**TASK DETAILS:**
What lines of the data hold the string "Dôme"? Pull each one out.

**MATERIAL PROVIDED:**
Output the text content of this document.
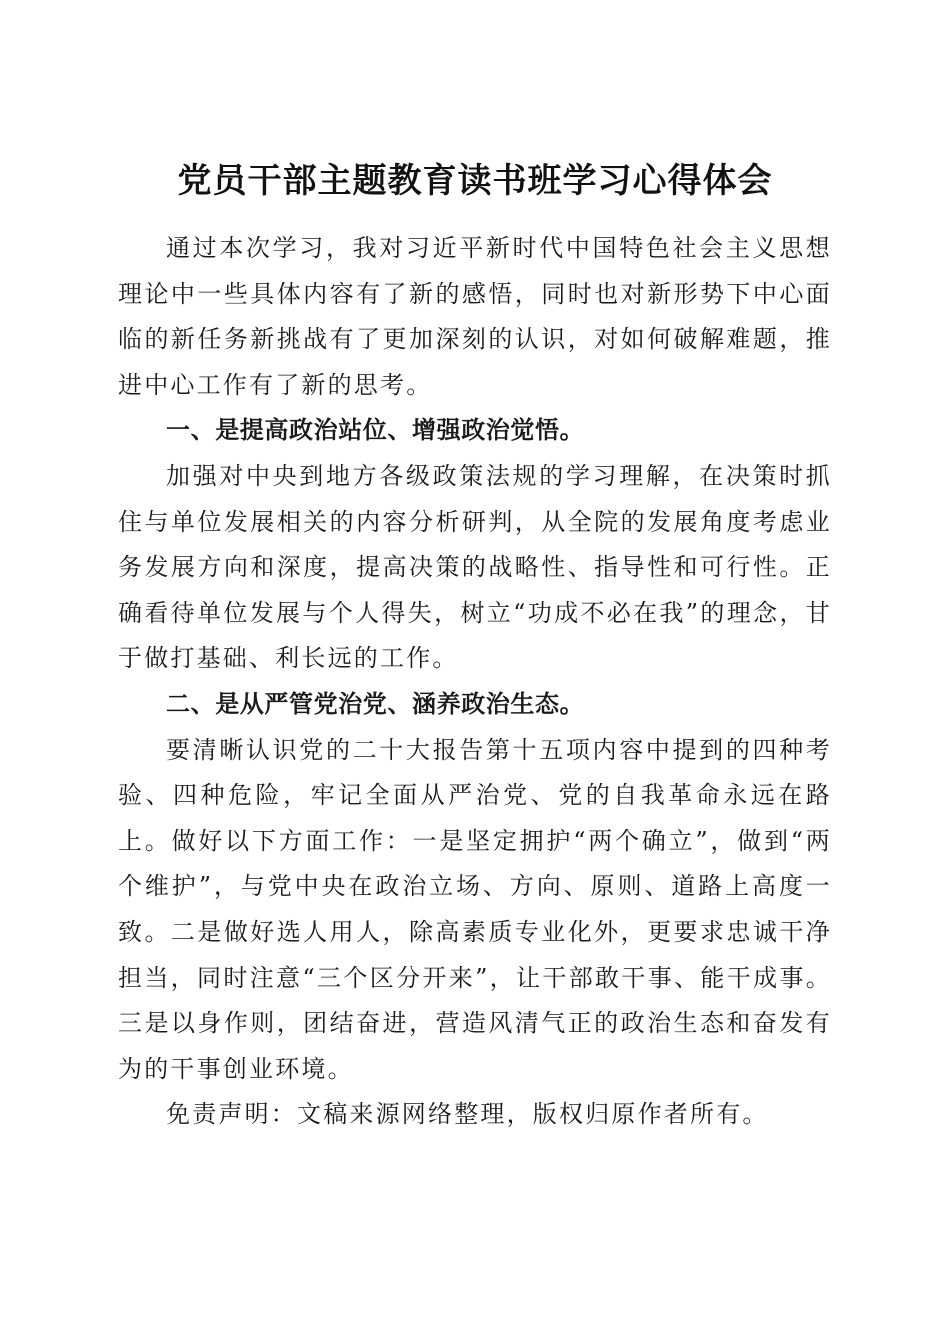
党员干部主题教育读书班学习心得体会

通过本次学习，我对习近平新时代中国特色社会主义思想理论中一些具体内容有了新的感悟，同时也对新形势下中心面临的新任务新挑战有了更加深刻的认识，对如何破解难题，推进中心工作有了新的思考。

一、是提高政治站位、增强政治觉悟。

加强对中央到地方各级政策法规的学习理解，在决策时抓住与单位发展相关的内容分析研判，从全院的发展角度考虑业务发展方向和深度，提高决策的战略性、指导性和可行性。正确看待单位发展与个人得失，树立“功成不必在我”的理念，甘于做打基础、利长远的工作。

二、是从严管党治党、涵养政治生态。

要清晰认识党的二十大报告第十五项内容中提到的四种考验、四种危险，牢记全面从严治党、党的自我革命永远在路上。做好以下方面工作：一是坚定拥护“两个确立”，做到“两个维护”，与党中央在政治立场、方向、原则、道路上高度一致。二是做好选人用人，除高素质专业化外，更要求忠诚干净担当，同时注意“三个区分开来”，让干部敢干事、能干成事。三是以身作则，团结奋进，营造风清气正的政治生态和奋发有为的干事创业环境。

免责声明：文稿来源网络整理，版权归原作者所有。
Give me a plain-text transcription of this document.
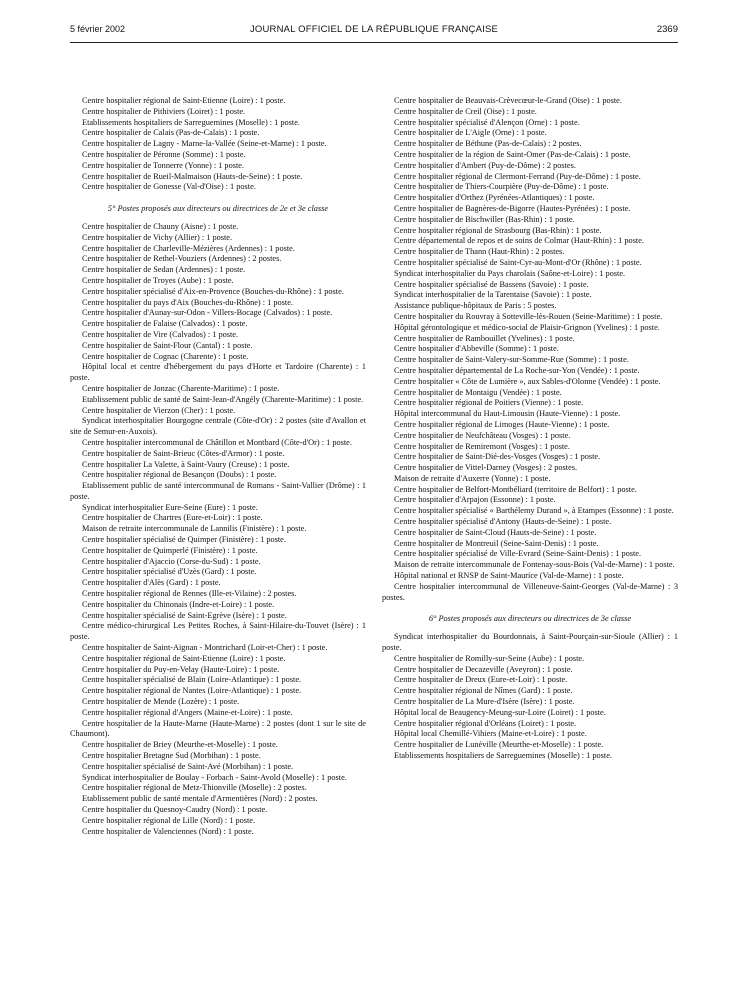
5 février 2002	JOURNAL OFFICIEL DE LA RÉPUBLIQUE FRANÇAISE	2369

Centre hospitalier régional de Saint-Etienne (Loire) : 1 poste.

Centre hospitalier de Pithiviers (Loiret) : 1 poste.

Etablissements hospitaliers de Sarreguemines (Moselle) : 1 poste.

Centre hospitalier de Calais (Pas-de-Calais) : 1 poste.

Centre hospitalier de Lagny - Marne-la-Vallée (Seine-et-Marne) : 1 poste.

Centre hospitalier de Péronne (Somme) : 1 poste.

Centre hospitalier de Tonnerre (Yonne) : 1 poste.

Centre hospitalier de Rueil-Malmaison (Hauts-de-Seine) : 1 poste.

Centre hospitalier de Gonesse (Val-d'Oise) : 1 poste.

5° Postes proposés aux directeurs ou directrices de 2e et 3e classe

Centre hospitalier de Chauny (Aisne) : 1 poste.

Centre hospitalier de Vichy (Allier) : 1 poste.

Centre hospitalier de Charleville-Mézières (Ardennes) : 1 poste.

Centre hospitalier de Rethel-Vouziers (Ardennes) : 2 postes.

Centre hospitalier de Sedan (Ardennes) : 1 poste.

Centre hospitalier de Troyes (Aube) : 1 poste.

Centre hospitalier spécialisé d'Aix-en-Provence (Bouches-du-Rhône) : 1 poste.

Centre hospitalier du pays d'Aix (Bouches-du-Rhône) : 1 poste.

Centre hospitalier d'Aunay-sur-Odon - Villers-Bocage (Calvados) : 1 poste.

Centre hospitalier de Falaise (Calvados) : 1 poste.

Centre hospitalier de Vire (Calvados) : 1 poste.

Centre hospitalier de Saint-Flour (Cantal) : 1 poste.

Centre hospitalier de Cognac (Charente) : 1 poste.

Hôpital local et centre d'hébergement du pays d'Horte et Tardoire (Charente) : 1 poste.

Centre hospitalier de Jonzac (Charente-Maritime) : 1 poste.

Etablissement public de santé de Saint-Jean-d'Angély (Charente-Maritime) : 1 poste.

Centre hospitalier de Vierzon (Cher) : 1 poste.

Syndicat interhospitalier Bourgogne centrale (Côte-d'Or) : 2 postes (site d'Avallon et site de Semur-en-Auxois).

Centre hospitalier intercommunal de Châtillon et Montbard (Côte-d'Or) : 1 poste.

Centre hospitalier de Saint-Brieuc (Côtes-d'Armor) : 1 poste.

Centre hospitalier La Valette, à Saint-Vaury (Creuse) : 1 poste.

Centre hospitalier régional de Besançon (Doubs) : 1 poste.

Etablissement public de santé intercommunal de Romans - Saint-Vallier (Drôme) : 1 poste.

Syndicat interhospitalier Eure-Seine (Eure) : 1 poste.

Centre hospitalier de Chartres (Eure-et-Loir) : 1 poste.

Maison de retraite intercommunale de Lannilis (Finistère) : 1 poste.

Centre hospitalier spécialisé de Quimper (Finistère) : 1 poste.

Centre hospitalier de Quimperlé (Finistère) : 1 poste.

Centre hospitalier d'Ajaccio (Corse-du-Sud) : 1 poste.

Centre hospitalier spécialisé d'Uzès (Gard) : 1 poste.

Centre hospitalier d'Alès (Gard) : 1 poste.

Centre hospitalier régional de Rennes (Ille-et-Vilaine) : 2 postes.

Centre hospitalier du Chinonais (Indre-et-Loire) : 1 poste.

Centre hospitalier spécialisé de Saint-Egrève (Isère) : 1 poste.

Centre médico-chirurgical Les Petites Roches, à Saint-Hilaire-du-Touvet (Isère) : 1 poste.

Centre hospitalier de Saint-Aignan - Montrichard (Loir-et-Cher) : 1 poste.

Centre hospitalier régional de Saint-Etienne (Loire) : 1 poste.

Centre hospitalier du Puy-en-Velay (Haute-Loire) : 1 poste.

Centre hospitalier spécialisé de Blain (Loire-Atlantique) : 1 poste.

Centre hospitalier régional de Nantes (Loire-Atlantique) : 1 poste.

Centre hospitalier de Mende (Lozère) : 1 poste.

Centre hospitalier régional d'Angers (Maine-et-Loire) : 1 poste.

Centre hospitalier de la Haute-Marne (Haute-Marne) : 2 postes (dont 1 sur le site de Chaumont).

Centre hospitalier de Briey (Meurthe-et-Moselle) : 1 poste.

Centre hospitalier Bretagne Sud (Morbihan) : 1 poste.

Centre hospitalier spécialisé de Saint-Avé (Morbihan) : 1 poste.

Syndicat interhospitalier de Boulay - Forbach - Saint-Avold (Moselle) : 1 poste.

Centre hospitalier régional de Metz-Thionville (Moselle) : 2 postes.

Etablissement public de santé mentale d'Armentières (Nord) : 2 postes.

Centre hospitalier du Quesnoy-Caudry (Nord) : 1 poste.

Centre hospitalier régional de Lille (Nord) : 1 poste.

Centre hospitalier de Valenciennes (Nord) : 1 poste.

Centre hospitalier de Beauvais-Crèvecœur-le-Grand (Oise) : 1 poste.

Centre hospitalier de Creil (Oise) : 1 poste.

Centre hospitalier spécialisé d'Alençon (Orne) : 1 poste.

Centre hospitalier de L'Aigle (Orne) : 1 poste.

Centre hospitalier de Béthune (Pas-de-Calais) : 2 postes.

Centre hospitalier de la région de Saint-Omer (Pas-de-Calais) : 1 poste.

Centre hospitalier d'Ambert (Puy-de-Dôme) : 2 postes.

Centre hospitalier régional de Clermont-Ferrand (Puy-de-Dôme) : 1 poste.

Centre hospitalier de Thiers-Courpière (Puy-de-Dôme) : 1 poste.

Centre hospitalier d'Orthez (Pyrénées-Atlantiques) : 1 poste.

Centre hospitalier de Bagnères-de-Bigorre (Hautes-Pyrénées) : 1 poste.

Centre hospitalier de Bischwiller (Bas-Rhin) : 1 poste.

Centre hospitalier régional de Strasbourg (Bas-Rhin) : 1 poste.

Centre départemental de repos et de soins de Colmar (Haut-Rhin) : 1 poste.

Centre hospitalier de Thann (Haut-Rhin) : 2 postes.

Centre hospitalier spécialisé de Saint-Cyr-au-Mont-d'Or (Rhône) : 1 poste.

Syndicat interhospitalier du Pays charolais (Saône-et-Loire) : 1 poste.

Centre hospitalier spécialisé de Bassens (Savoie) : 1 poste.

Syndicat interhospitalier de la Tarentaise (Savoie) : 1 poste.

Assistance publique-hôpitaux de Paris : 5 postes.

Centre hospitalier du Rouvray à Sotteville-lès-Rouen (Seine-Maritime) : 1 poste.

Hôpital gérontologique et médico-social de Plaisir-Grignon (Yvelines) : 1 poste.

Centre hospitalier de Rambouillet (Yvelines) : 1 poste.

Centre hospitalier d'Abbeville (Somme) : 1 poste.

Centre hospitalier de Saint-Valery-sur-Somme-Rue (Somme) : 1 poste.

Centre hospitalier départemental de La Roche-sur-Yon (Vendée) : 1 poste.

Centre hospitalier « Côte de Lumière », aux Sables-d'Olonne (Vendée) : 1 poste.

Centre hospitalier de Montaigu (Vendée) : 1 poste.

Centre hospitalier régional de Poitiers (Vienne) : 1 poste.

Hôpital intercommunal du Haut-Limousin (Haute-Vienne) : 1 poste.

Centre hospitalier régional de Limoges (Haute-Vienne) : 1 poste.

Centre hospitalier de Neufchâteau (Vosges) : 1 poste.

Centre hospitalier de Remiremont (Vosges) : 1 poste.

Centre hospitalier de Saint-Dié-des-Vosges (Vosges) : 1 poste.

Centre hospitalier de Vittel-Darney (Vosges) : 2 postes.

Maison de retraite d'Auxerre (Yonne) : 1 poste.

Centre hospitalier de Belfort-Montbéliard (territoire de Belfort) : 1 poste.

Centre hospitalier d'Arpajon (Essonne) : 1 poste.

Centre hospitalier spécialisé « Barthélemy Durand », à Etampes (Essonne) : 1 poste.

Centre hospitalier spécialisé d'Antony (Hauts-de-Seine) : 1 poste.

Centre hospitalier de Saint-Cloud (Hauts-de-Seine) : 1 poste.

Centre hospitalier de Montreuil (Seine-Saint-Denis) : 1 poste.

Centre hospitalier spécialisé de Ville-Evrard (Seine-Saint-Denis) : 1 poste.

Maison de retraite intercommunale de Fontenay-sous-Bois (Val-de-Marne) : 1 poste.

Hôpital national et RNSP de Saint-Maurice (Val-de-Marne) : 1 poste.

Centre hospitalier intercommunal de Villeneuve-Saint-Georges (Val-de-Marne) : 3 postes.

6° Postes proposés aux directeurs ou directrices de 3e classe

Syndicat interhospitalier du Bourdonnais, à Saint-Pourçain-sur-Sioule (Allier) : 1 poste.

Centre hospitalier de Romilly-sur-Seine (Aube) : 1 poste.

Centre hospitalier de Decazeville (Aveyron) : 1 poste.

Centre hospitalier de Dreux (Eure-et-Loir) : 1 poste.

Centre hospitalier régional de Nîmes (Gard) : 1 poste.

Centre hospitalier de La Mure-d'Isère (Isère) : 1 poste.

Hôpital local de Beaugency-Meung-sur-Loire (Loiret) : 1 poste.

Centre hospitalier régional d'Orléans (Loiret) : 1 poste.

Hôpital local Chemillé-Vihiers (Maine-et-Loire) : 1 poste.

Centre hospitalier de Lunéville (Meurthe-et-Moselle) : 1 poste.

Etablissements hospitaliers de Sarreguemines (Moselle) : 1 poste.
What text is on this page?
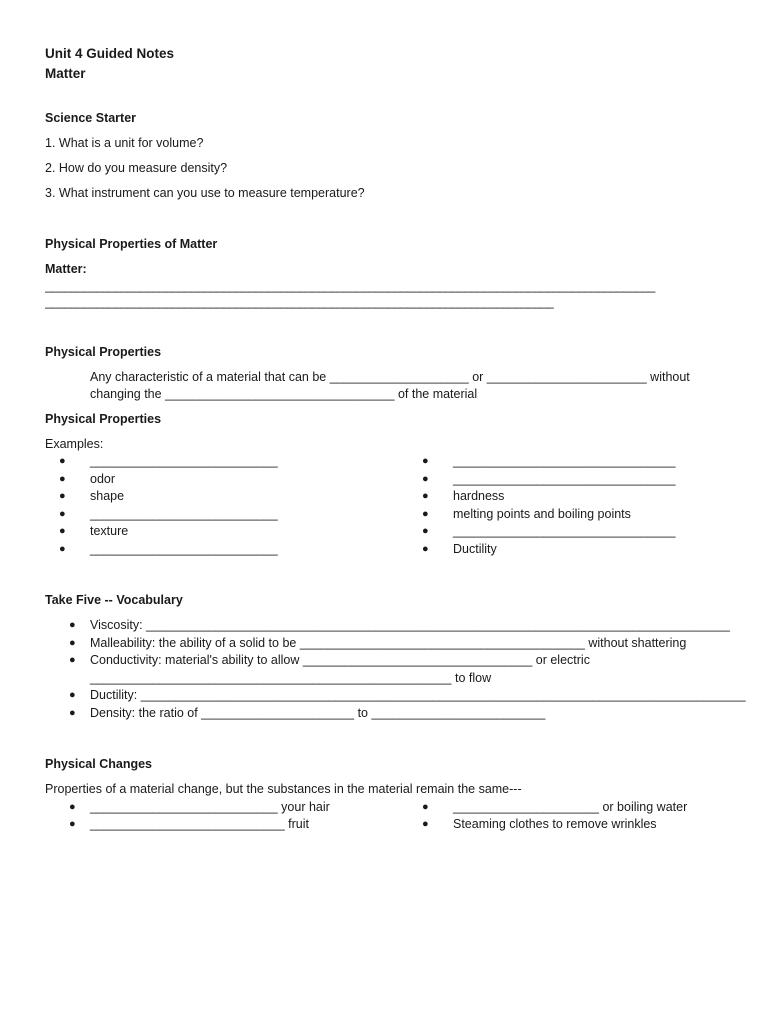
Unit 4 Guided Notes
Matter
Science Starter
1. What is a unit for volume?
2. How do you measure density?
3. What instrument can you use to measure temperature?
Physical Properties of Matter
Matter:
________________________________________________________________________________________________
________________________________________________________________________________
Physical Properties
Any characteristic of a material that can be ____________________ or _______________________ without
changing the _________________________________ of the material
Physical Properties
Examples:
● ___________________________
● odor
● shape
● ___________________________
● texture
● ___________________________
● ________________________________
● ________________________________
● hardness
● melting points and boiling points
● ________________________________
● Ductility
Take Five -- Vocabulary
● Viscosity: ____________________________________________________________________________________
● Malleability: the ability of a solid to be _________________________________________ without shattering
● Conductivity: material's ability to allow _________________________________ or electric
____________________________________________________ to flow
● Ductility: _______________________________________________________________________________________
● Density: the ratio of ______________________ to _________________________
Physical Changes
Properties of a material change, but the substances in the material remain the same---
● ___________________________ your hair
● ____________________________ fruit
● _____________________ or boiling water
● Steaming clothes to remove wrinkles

**RESPONSE FOR THIS EXERCISE:**
Centre hospitalier d'Ambert (Puy-de-Dôme) : 2 postes.
Centre hospitalier régional de Clermont-Ferrand (Puy-de-Dôme) : 1 poste.
Centre hospitalier de Thiers-Courpière (Puy-de-Dôme) : 1 poste.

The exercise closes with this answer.